* BEGIN Records *

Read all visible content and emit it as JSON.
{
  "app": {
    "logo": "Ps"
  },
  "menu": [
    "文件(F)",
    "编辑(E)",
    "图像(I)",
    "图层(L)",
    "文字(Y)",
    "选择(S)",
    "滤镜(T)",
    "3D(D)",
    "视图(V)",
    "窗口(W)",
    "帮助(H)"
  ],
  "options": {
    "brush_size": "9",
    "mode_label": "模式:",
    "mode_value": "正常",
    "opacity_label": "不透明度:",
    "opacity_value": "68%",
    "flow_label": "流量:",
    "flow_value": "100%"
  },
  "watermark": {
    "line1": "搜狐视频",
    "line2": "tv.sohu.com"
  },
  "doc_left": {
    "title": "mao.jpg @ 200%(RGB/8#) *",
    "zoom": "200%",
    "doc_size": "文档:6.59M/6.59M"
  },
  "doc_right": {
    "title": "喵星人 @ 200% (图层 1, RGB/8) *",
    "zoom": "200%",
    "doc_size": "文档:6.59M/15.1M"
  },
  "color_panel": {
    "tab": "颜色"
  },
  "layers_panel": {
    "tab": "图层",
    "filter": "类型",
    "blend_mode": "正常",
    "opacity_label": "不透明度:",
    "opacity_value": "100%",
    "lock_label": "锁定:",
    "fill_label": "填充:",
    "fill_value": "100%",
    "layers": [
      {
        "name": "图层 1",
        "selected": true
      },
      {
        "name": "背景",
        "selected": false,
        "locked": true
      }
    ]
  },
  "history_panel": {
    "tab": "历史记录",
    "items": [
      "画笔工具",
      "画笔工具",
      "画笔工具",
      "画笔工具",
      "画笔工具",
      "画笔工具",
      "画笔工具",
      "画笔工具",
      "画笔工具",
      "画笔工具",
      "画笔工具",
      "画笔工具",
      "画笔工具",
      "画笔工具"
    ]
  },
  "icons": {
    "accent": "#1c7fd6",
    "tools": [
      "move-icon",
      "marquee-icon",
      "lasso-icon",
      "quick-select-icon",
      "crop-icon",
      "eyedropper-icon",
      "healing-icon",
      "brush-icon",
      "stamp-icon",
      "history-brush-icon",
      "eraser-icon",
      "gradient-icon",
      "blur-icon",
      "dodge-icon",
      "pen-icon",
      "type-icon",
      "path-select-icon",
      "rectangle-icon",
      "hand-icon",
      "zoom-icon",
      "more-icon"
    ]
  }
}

* END Records *

- Stated goal -
Could you quote the material above in full, exactly as it stands?

- The reply -
Read all visible content and emit it as JSON.
{
  "app": {
    "logo": "Ps"
  },
  "menu": [
    "文件(F)",
    "编辑(E)",
    "图像(I)",
    "图层(L)",
    "文字(Y)",
    "选择(S)",
    "滤镜(T)",
    "3D(D)",
    "视图(V)",
    "窗口(W)",
    "帮助(H)"
  ],
  "options": {
    "brush_size": "9",
    "mode_label": "模式:",
    "mode_value": "正常",
    "opacity_label": "不透明度:",
    "opacity_value": "68%",
    "flow_label": "流量:",
    "flow_value": "100%"
  },
  "watermark": {
    "line1": "搜狐视频",
    "line2": "tv.sohu.com"
  },
  "doc_left": {
    "title": "mao.jpg @ 200%(RGB/8#) *",
    "zoom": "200%",
    "doc_size": "文档:6.59M/6.59M"
  },
  "doc_right": {
    "title": "喵星人 @ 200% (图层 1, RGB/8) *",
    "zoom": "200%",
    "doc_size": "文档:6.59M/15.1M"
  },
  "color_panel": {
    "tab": "颜色"
  },
  "layers_panel": {
    "tab": "图层",
    "filter": "类型",
    "blend_mode": "正常",
    "opacity_label": "不透明度:",
    "opacity_value": "100%",
    "lock_label": "锁定:",
    "fill_label": "填充:",
    "fill_value": "100%",
    "layers": [
      {
        "name": "图层 1",
        "selected": true
      },
      {
        "name": "背景",
        "selected": false,
        "locked": true
      }
    ]
  },
  "history_panel": {
    "tab": "历史记录",
    "items": [
      "画笔工具",
      "画笔工具",
      "画笔工具",
      "画笔工具",
      "画笔工具",
      "画笔工具",
      "画笔工具",
      "画笔工具",
      "画笔工具",
      "画笔工具",
      "画笔工具",
      "画笔工具",
      "画笔工具",
      "画笔工具"
    ]
  },
  "icons": {
    "accent": "#1c7fd6",
    "tools": [
      "move-icon",
      "marquee-icon",
      "lasso-icon",
      "quick-select-icon",
      "crop-icon",
      "eyedropper-icon",
      "healing-icon",
      "brush-icon",
      "stamp-icon",
      "history-brush-icon",
      "eraser-icon",
      "gradient-icon",
      "blur-icon",
      "dodge-icon",
      "pen-icon",
      "type-icon",
      "path-select-icon",
      "rectangle-icon",
      "hand-icon",
      "zoom-icon",
      "more-icon"
    ]
  }
}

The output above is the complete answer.